EXERCISE INSTRUCTIONS:
Return each line containing "icon".

START

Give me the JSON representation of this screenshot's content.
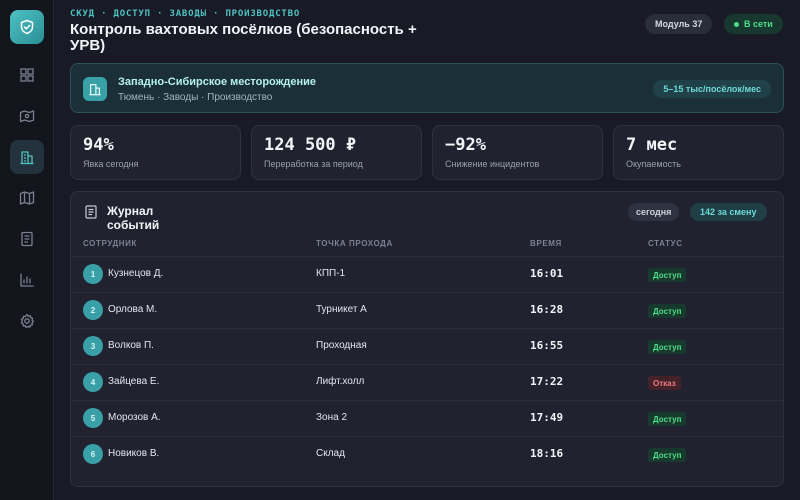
{
  "header": {
    "breadcrumbs": "СКУД · ДОСТУП · ЗАВОДЫ · ПРОИЗВОДСТВО",
    "title": "Контроль вахтовых посёлков (безопасность + УРВ)",
    "module_label": "Модуль 37",
    "status_label": "В сети"
  },
  "sidebar": {
    "items": [
      {
        "icon": "dashboard-icon"
      },
      {
        "icon": "map-pin-icon"
      },
      {
        "icon": "building-icon",
        "active": true
      },
      {
        "icon": "map-icon"
      },
      {
        "icon": "document-icon"
      },
      {
        "icon": "bar-chart-icon"
      },
      {
        "icon": "gear-icon"
      }
    ]
  },
  "site": {
    "name": "Западно-Сибирское месторождение",
    "subtitle": "Тюмень · Заводы · Производство",
    "badge": "5–15 тыс/посёлок/мес"
  },
  "kpis": [
    {
      "value": "94%",
      "label": "Явка сегодня"
    },
    {
      "value": "124 500 ₽",
      "label": "Переработка за период"
    },
    {
      "value": "−92%",
      "label": "Снижение инцидентов"
    },
    {
      "value": "7 мес",
      "label": "Окупаемость"
    }
  ],
  "log": {
    "title": "Журнал событий",
    "filter_label": "сегодня",
    "count_label": "142 за смену",
    "columns": {
      "employee": "СОТРУДНИК",
      "point": "ТОЧКА ПРОХОДА",
      "time": "ВРЕМЯ",
      "status": "СТАТУС"
    },
    "rows": [
      {
        "n": "1",
        "name": "Кузнецов Д.",
        "point": "КПП-1",
        "time": "16:01",
        "status": "Доступ",
        "ok": true
      },
      {
        "n": "2",
        "name": "Орлова М.",
        "point": "Турникет А",
        "time": "16:28",
        "status": "Доступ",
        "ok": true
      },
      {
        "n": "3",
        "name": "Волков П.",
        "point": "Проходная",
        "time": "16:55",
        "status": "Доступ",
        "ok": true
      },
      {
        "n": "4",
        "name": "Зайцева Е.",
        "point": "Лифт.холл",
        "time": "17:22",
        "status": "Отказ",
        "ok": false
      },
      {
        "n": "5",
        "name": "Морозов А.",
        "point": "Зона 2",
        "time": "17:49",
        "status": "Доступ",
        "ok": true
      },
      {
        "n": "6",
        "name": "Новиков В.",
        "point": "Склад",
        "time": "18:16",
        "status": "Доступ",
        "ok": true
      }
    ]
  },
  "colors": {
    "accent": "#4fc2c2",
    "ok": "#4ede8a",
    "deny": "#f07a82"
  }
}
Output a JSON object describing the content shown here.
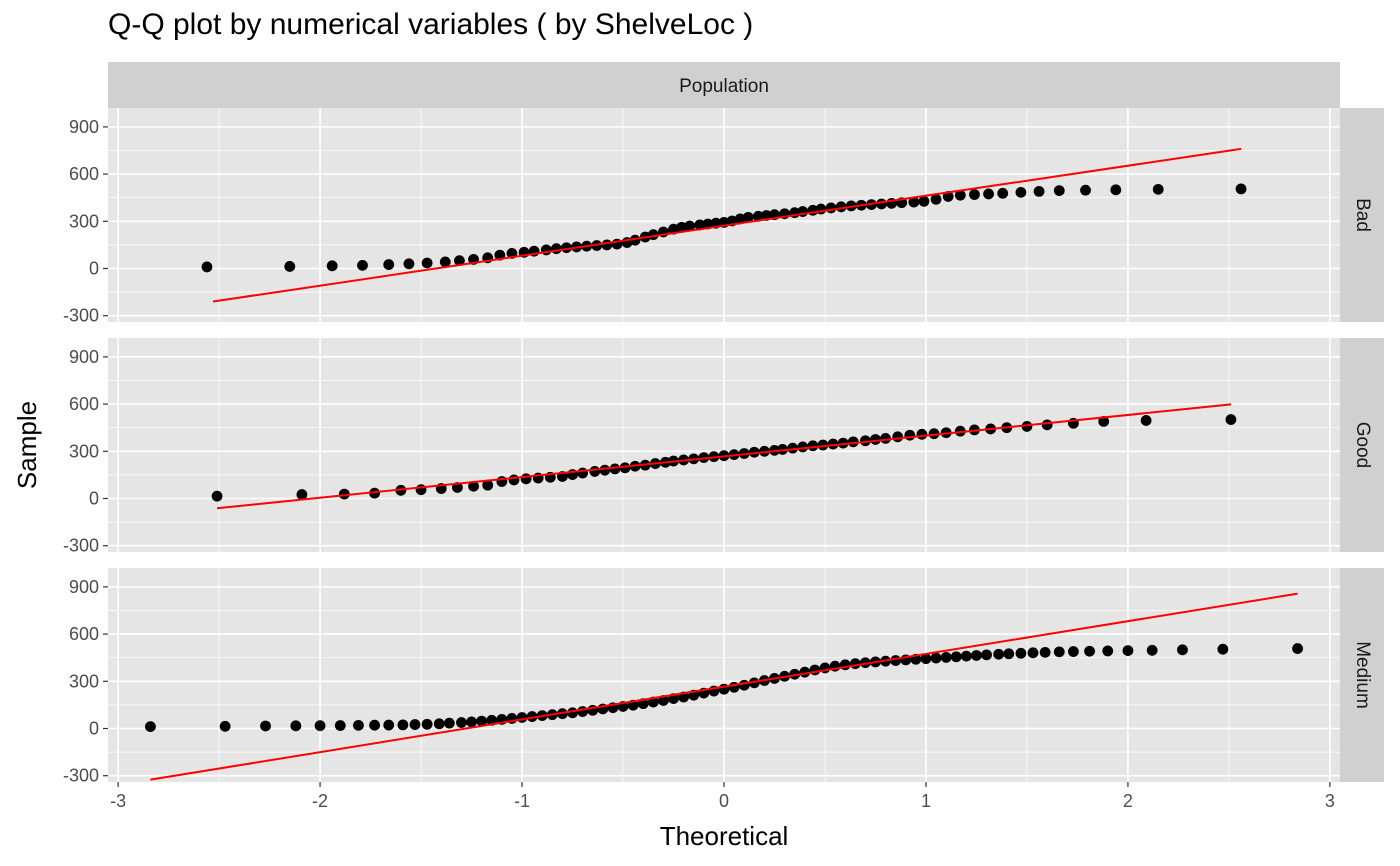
{
  "chart_data": {
    "type": "scatter",
    "title": "Q-Q plot by numerical variables ( by ShelveLoc )",
    "xlabel": "Theoretical",
    "ylabel": "Sample",
    "strip_top": "Population",
    "xlim": [
      -3.05,
      3.05
    ],
    "ylim": [
      -340,
      1020
    ],
    "x_ticks": [
      -3,
      -2,
      -1,
      0,
      1,
      2,
      3
    ],
    "y_ticks": [
      -300,
      0,
      300,
      600,
      900
    ],
    "grid": true,
    "colors": {
      "panel_bg": "#e5e5e5",
      "strip_bg": "#d0d0d0",
      "grid": "#ffffff",
      "point": "#000000",
      "line": "#ff0000"
    },
    "panels": [
      {
        "name": "Bad",
        "line": {
          "x": [
            -2.53,
            2.56
          ],
          "y": [
            -210,
            760
          ]
        },
        "points": [
          [
            -2.56,
            10
          ],
          [
            -2.15,
            13
          ],
          [
            -1.94,
            17
          ],
          [
            -1.79,
            20
          ],
          [
            -1.66,
            25
          ],
          [
            -1.56,
            30
          ],
          [
            -1.47,
            35
          ],
          [
            -1.38,
            42
          ],
          [
            -1.31,
            50
          ],
          [
            -1.24,
            58
          ],
          [
            -1.17,
            68
          ],
          [
            -1.11,
            85
          ],
          [
            -1.05,
            96
          ],
          [
            -0.99,
            103
          ],
          [
            -0.94,
            110
          ],
          [
            -0.88,
            118
          ],
          [
            -0.83,
            126
          ],
          [
            -0.78,
            132
          ],
          [
            -0.73,
            137
          ],
          [
            -0.68,
            142
          ],
          [
            -0.63,
            146
          ],
          [
            -0.58,
            150
          ],
          [
            -0.53,
            155
          ],
          [
            -0.48,
            165
          ],
          [
            -0.44,
            180
          ],
          [
            -0.39,
            200
          ],
          [
            -0.35,
            215
          ],
          [
            -0.3,
            232
          ],
          [
            -0.25,
            250
          ],
          [
            -0.21,
            262
          ],
          [
            -0.17,
            270
          ],
          [
            -0.12,
            277
          ],
          [
            -0.08,
            283
          ],
          [
            -0.04,
            288
          ],
          [
            0.0,
            293
          ],
          [
            0.04,
            302
          ],
          [
            0.08,
            315
          ],
          [
            0.12,
            325
          ],
          [
            0.17,
            332
          ],
          [
            0.21,
            337
          ],
          [
            0.25,
            342
          ],
          [
            0.3,
            348
          ],
          [
            0.35,
            355
          ],
          [
            0.39,
            362
          ],
          [
            0.44,
            370
          ],
          [
            0.48,
            378
          ],
          [
            0.53,
            385
          ],
          [
            0.58,
            392
          ],
          [
            0.63,
            398
          ],
          [
            0.68,
            402
          ],
          [
            0.73,
            406
          ],
          [
            0.78,
            410
          ],
          [
            0.83,
            414
          ],
          [
            0.88,
            418
          ],
          [
            0.94,
            422
          ],
          [
            0.99,
            427
          ],
          [
            1.05,
            440
          ],
          [
            1.11,
            458
          ],
          [
            1.17,
            466
          ],
          [
            1.24,
            470
          ],
          [
            1.31,
            474
          ],
          [
            1.38,
            478
          ],
          [
            1.47,
            484
          ],
          [
            1.56,
            490
          ],
          [
            1.66,
            495
          ],
          [
            1.79,
            498
          ],
          [
            1.94,
            500
          ],
          [
            2.15,
            503
          ],
          [
            2.56,
            506
          ]
        ]
      },
      {
        "name": "Good",
        "line": {
          "x": [
            -2.51,
            2.51
          ],
          "y": [
            -62,
            598
          ]
        },
        "points": [
          [
            -2.51,
            15
          ],
          [
            -2.09,
            25
          ],
          [
            -1.88,
            28
          ],
          [
            -1.73,
            34
          ],
          [
            -1.6,
            52
          ],
          [
            -1.5,
            56
          ],
          [
            -1.4,
            63
          ],
          [
            -1.32,
            70
          ],
          [
            -1.24,
            78
          ],
          [
            -1.17,
            85
          ],
          [
            -1.1,
            108
          ],
          [
            -1.04,
            118
          ],
          [
            -0.98,
            125
          ],
          [
            -0.92,
            130
          ],
          [
            -0.86,
            135
          ],
          [
            -0.8,
            140
          ],
          [
            -0.75,
            152
          ],
          [
            -0.7,
            162
          ],
          [
            -0.64,
            172
          ],
          [
            -0.59,
            180
          ],
          [
            -0.54,
            188
          ],
          [
            -0.49,
            195
          ],
          [
            -0.44,
            205
          ],
          [
            -0.39,
            212
          ],
          [
            -0.34,
            222
          ],
          [
            -0.29,
            230
          ],
          [
            -0.25,
            238
          ],
          [
            -0.2,
            245
          ],
          [
            -0.15,
            252
          ],
          [
            -0.1,
            260
          ],
          [
            -0.05,
            266
          ],
          [
            0.0,
            272
          ],
          [
            0.05,
            279
          ],
          [
            0.1,
            286
          ],
          [
            0.15,
            294
          ],
          [
            0.2,
            300
          ],
          [
            0.25,
            306
          ],
          [
            0.29,
            312
          ],
          [
            0.34,
            320
          ],
          [
            0.39,
            328
          ],
          [
            0.44,
            335
          ],
          [
            0.49,
            340
          ],
          [
            0.54,
            346
          ],
          [
            0.59,
            352
          ],
          [
            0.64,
            360
          ],
          [
            0.7,
            367
          ],
          [
            0.75,
            375
          ],
          [
            0.8,
            382
          ],
          [
            0.86,
            392
          ],
          [
            0.92,
            402
          ],
          [
            0.98,
            408
          ],
          [
            1.04,
            412
          ],
          [
            1.1,
            418
          ],
          [
            1.17,
            428
          ],
          [
            1.24,
            436
          ],
          [
            1.32,
            442
          ],
          [
            1.4,
            450
          ],
          [
            1.5,
            458
          ],
          [
            1.6,
            468
          ],
          [
            1.73,
            478
          ],
          [
            1.88,
            490
          ],
          [
            2.09,
            496
          ],
          [
            2.51,
            502
          ]
        ]
      },
      {
        "name": "Medium",
        "line": {
          "x": [
            -2.84,
            2.84
          ],
          "y": [
            -325,
            857
          ]
        },
        "points": [
          [
            -2.84,
            12
          ],
          [
            -2.47,
            14
          ],
          [
            -2.27,
            16
          ],
          [
            -2.12,
            17
          ],
          [
            -2.0,
            18
          ],
          [
            -1.9,
            19
          ],
          [
            -1.81,
            20
          ],
          [
            -1.73,
            21
          ],
          [
            -1.66,
            22
          ],
          [
            -1.59,
            23
          ],
          [
            -1.53,
            25
          ],
          [
            -1.47,
            27
          ],
          [
            -1.41,
            30
          ],
          [
            -1.36,
            34
          ],
          [
            -1.3,
            38
          ],
          [
            -1.25,
            42
          ],
          [
            -1.2,
            47
          ],
          [
            -1.15,
            52
          ],
          [
            -1.1,
            58
          ],
          [
            -1.05,
            64
          ],
          [
            -1.0,
            70
          ],
          [
            -0.95,
            76
          ],
          [
            -0.9,
            82
          ],
          [
            -0.85,
            88
          ],
          [
            -0.8,
            94
          ],
          [
            -0.75,
            100
          ],
          [
            -0.7,
            108
          ],
          [
            -0.65,
            116
          ],
          [
            -0.6,
            124
          ],
          [
            -0.55,
            132
          ],
          [
            -0.5,
            140
          ],
          [
            -0.45,
            148
          ],
          [
            -0.4,
            158
          ],
          [
            -0.35,
            168
          ],
          [
            -0.3,
            178
          ],
          [
            -0.25,
            190
          ],
          [
            -0.2,
            200
          ],
          [
            -0.15,
            212
          ],
          [
            -0.1,
            225
          ],
          [
            -0.05,
            238
          ],
          [
            0.0,
            250
          ],
          [
            0.05,
            262
          ],
          [
            0.1,
            275
          ],
          [
            0.15,
            290
          ],
          [
            0.2,
            305
          ],
          [
            0.25,
            318
          ],
          [
            0.3,
            332
          ],
          [
            0.35,
            345
          ],
          [
            0.4,
            358
          ],
          [
            0.45,
            372
          ],
          [
            0.5,
            385
          ],
          [
            0.55,
            396
          ],
          [
            0.6,
            405
          ],
          [
            0.65,
            412
          ],
          [
            0.7,
            418
          ],
          [
            0.75,
            423
          ],
          [
            0.8,
            428
          ],
          [
            0.85,
            432
          ],
          [
            0.9,
            436
          ],
          [
            0.95,
            440
          ],
          [
            1.0,
            444
          ],
          [
            1.05,
            448
          ],
          [
            1.1,
            452
          ],
          [
            1.15,
            456
          ],
          [
            1.2,
            460
          ],
          [
            1.25,
            464
          ],
          [
            1.3,
            468
          ],
          [
            1.36,
            472
          ],
          [
            1.41,
            475
          ],
          [
            1.47,
            478
          ],
          [
            1.53,
            481
          ],
          [
            1.59,
            484
          ],
          [
            1.66,
            487
          ],
          [
            1.73,
            489
          ],
          [
            1.81,
            491
          ],
          [
            1.9,
            493
          ],
          [
            2.0,
            495
          ],
          [
            2.12,
            497
          ],
          [
            2.27,
            500
          ],
          [
            2.47,
            504
          ],
          [
            2.84,
            508
          ]
        ]
      }
    ]
  }
}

END

ANSWER BELOW:
        "icon": "dashboard-icon"
        "icon": "map-pin-icon"
        "icon": "building-icon",
        "icon": "map-icon"
        "icon": "document-icon"
        "icon": "bar-chart-icon"
        "icon": "gear-icon"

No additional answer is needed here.